-- begin Records supplied --
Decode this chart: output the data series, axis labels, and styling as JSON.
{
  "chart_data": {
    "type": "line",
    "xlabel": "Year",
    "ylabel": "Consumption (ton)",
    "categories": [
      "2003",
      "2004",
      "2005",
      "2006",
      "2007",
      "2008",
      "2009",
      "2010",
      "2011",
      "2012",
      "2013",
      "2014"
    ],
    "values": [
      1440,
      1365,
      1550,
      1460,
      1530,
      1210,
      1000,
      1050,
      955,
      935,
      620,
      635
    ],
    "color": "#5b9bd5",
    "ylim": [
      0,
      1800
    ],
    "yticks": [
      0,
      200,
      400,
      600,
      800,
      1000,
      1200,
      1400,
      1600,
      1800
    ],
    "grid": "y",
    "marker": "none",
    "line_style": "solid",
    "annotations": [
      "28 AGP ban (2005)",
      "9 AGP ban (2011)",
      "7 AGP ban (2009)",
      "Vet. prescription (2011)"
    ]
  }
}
-- end Records supplied --
Each line above must be reproduced exactly as it stands.

- _Worked answer_
Decode this chart: output the data series, axis labels, and styling as JSON.
{
  "chart_data": {
    "type": "line",
    "xlabel": "Year",
    "ylabel": "Consumption (ton)",
    "categories": [
      "2003",
      "2004",
      "2005",
      "2006",
      "2007",
      "2008",
      "2009",
      "2010",
      "2011",
      "2012",
      "2013",
      "2014"
    ],
    "values": [
      1440,
      1365,
      1550,
      1460,
      1530,
      1210,
      1000,
      1050,
      955,
      935,
      620,
      635
    ],
    "color": "#5b9bd5",
    "ylim": [
      0,
      1800
    ],
    "yticks": [
      0,
      200,
      400,
      600,
      800,
      1000,
      1200,
      1400,
      1600,
      1800
    ],
    "grid": "y",
    "marker": "none",
    "line_style": "solid",
    "annotations": [
      "28 AGP ban (2005)",
      "9 AGP ban (2011)",
      "7 AGP ban (2009)",
      "Vet. prescription (2011)"
    ]
  }
}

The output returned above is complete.